● **WHAT NEEDS TO BE DONE**
Copy each line of the listing below exactly.

● **DATASET**
##########

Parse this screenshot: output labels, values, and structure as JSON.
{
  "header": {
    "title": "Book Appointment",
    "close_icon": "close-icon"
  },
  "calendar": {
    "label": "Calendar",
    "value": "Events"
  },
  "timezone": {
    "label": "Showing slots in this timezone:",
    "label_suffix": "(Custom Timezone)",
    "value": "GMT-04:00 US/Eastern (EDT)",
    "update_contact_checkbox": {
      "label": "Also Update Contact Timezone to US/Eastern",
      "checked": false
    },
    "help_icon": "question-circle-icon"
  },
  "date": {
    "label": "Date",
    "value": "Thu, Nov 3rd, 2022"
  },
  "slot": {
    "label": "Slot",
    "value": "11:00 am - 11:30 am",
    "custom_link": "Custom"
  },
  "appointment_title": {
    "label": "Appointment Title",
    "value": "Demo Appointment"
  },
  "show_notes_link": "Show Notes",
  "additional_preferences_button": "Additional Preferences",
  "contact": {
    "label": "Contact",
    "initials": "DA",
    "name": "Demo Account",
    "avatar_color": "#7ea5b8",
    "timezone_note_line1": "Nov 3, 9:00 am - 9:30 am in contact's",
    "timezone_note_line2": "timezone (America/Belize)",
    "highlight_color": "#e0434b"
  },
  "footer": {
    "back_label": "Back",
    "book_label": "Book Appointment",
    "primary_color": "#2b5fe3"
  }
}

##########

● **ANSWER TO THIS EXERCISE**
Parse this screenshot: output labels, values, and structure as JSON.
{
  "header": {
    "title": "Book Appointment",
    "close_icon": "close-icon"
  },
  "calendar": {
    "label": "Calendar",
    "value": "Events"
  },
  "timezone": {
    "label": "Showing slots in this timezone:",
    "label_suffix": "(Custom Timezone)",
    "value": "GMT-04:00 US/Eastern (EDT)",
    "update_contact_checkbox": {
      "label": "Also Update Contact Timezone to US/Eastern",
      "checked": false
    },
    "help_icon": "question-circle-icon"
  },
  "date": {
    "label": "Date",
    "value": "Thu, Nov 3rd, 2022"
  },
  "slot": {
    "label": "Slot",
    "value": "11:00 am - 11:30 am",
    "custom_link": "Custom"
  },
  "appointment_title": {
    "label": "Appointment Title",
    "value": "Demo Appointment"
  },
  "show_notes_link": "Show Notes",
  "additional_preferences_button": "Additional Preferences",
  "contact": {
    "label": "Contact",
    "initials": "DA",
    "name": "Demo Account",
    "avatar_color": "#7ea5b8",
    "timezone_note_line1": "Nov 3, 9:00 am - 9:30 am in contact's",
    "timezone_note_line2": "timezone (America/Belize)",
    "highlight_color": "#e0434b"
  },
  "footer": {
    "back_label": "Back",
    "book_label": "Book Appointment",
    "primary_color": "#2b5fe3"
  }
}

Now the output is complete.